#### [Exercise instructions]
Pick out all lines with the word "planning" from the records that follow.

** START Task input **

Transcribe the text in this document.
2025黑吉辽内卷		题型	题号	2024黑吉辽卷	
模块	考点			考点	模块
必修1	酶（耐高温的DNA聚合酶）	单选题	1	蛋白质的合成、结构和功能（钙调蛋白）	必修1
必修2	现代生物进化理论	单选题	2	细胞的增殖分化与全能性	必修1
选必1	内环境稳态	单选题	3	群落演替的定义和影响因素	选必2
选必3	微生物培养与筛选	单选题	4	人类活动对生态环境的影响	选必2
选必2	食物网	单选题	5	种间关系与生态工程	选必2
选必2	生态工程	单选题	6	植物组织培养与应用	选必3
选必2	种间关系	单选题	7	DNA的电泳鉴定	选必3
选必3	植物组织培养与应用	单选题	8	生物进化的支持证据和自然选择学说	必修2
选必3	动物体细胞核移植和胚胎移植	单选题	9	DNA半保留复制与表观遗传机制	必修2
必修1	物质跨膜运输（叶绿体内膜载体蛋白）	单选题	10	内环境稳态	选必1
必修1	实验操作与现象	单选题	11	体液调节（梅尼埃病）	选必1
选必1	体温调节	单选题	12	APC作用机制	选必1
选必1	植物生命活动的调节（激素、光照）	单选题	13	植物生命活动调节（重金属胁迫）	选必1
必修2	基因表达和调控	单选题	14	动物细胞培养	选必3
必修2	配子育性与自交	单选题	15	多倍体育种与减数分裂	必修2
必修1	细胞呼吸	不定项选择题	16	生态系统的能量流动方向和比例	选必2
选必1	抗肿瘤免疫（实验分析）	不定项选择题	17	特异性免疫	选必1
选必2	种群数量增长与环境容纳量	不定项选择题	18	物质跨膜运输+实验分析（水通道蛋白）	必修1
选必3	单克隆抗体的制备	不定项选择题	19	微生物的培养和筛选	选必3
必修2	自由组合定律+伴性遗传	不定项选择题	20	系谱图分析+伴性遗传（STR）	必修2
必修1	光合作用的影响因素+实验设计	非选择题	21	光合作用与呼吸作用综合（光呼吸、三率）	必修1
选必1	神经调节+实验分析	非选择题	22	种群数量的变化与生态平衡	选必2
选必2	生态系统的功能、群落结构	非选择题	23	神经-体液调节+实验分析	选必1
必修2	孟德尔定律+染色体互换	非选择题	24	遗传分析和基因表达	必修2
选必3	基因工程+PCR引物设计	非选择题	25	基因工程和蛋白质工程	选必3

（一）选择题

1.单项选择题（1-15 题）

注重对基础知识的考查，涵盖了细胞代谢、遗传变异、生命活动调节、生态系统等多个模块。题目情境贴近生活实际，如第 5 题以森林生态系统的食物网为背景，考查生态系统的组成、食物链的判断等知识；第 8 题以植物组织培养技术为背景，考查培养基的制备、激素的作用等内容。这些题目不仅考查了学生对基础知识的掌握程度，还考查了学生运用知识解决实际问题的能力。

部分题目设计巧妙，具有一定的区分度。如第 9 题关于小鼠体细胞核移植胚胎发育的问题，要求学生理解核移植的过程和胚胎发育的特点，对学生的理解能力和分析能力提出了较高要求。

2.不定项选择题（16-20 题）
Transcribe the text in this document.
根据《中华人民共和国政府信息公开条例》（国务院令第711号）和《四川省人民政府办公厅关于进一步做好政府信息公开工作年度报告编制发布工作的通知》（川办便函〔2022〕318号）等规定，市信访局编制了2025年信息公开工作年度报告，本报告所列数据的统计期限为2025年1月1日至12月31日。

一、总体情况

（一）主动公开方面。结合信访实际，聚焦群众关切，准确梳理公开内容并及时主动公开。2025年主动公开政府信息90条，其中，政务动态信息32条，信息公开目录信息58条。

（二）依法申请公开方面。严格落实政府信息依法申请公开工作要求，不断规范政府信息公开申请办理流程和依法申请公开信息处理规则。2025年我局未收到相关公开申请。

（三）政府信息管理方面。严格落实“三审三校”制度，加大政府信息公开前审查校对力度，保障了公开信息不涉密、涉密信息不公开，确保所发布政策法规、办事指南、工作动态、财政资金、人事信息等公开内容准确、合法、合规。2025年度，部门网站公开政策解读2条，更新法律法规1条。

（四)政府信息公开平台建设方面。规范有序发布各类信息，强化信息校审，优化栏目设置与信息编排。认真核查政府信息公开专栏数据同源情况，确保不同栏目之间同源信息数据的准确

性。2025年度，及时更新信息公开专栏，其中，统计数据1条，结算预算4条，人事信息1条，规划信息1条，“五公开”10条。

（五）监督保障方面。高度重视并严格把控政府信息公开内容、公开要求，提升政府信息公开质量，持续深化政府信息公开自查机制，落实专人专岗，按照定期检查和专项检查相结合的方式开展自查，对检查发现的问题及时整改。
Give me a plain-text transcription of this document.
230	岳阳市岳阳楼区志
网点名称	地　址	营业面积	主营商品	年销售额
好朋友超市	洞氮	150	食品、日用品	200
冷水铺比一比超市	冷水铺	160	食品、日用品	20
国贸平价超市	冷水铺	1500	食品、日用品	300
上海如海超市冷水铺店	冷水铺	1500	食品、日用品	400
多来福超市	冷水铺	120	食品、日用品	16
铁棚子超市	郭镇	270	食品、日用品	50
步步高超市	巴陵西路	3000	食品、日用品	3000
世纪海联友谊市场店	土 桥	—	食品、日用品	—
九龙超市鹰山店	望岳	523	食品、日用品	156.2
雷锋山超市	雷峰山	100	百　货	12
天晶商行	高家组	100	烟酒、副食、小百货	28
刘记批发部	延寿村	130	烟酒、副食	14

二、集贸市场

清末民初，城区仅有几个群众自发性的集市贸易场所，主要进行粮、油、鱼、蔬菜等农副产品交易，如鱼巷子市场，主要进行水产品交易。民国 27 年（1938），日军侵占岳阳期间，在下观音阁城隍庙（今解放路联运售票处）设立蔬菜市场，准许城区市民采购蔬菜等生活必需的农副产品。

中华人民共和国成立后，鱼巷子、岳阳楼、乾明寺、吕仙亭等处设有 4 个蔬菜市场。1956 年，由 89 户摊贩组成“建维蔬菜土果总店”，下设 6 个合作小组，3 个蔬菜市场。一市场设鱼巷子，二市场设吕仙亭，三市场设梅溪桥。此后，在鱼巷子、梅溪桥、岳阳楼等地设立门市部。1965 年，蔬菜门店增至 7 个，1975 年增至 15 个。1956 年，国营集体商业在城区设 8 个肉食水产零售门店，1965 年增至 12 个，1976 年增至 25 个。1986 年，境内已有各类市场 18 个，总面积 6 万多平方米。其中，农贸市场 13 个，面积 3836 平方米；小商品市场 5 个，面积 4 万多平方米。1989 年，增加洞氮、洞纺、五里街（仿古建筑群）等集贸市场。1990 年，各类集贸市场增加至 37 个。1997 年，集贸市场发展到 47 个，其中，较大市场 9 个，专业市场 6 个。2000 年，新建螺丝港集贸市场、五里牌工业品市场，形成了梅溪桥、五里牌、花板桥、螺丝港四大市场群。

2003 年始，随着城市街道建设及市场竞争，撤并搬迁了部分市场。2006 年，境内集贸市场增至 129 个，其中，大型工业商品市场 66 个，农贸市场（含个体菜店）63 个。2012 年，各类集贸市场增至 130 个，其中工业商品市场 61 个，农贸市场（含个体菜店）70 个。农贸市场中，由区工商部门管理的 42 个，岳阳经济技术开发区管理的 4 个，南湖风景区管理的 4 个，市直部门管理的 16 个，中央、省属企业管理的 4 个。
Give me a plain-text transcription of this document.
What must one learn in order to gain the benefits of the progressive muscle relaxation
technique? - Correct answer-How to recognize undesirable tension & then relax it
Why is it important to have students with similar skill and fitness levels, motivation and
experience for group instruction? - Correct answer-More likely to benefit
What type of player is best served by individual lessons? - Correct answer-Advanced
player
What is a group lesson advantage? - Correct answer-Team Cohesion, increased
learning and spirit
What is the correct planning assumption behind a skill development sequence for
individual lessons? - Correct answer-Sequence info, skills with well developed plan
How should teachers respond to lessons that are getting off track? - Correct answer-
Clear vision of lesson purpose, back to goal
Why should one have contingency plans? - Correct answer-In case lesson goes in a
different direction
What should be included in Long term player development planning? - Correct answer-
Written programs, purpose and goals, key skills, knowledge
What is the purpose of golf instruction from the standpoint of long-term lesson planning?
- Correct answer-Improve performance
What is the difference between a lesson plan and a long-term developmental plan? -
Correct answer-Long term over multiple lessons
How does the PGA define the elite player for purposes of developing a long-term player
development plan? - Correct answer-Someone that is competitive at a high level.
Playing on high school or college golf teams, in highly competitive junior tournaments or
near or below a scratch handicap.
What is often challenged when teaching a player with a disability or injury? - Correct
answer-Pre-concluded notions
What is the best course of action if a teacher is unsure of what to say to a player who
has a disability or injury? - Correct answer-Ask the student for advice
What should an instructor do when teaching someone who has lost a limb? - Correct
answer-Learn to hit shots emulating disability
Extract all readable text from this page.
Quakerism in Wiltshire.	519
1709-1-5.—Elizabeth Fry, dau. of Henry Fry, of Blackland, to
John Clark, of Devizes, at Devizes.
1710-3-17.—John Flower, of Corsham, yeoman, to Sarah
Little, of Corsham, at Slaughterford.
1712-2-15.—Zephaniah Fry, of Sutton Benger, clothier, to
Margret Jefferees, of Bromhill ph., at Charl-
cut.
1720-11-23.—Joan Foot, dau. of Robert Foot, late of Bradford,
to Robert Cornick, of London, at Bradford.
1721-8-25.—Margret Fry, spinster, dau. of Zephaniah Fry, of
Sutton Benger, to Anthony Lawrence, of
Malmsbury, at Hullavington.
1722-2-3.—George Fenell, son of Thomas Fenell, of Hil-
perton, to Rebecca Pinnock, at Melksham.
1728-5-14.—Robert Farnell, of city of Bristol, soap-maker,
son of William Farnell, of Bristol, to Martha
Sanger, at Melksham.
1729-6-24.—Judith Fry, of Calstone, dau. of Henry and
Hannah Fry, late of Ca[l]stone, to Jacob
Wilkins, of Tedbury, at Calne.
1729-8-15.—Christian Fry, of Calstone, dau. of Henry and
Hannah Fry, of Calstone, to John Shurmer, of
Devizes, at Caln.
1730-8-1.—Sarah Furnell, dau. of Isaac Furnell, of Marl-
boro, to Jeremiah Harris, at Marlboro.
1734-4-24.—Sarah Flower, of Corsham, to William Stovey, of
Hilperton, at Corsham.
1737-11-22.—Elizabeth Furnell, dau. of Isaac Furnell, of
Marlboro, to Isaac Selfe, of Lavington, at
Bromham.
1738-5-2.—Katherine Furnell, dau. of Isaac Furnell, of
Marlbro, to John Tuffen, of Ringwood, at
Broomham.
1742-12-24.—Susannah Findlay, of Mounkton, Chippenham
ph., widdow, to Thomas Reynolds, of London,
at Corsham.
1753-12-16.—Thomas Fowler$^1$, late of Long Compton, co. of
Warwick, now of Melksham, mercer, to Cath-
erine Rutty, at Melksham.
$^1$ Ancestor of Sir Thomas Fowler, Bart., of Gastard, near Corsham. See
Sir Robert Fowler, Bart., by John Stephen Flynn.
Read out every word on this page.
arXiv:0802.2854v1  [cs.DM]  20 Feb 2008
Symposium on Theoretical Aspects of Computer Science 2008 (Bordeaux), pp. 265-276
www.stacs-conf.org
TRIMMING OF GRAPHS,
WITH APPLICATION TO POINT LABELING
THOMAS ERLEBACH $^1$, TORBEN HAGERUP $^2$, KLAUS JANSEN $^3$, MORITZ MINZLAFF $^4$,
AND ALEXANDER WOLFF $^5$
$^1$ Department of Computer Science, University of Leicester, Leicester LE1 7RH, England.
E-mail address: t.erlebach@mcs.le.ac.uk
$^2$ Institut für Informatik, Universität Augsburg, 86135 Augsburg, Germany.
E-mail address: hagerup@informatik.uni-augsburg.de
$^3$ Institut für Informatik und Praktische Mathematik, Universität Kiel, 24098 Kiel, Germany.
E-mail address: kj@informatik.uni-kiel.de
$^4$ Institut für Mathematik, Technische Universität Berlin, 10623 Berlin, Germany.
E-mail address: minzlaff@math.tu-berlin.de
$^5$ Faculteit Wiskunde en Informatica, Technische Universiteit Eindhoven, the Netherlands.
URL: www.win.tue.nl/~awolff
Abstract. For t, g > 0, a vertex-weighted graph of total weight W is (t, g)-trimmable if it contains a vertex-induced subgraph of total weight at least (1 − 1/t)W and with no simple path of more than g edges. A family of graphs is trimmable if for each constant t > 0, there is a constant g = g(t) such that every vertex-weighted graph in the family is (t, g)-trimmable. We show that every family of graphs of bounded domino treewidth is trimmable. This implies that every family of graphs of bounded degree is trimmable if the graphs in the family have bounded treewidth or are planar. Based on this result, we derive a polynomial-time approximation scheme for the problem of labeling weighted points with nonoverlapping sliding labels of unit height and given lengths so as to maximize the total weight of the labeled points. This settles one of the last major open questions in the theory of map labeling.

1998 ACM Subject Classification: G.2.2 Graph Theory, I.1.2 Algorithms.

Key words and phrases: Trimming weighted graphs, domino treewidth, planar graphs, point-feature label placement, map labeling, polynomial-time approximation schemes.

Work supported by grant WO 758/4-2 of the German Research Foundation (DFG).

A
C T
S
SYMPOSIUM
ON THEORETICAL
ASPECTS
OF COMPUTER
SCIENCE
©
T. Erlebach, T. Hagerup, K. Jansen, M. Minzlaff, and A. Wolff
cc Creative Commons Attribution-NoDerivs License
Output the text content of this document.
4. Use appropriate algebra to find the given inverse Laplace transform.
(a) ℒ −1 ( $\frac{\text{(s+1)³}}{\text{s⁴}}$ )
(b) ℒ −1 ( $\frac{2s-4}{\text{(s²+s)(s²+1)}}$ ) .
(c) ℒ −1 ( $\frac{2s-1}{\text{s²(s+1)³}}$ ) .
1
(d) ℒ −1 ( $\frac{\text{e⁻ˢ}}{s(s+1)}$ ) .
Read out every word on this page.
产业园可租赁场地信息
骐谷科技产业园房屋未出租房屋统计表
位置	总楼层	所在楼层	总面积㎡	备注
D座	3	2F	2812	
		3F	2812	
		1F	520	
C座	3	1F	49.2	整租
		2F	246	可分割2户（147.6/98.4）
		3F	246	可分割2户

** END Task input **

#### [Result for this task]
What is the correct planning assumption behind a skill development sequence for
What should be included in Long term player development planning? - Correct answer-
What is the purpose of golf instruction from the standpoint of long-term lesson planning?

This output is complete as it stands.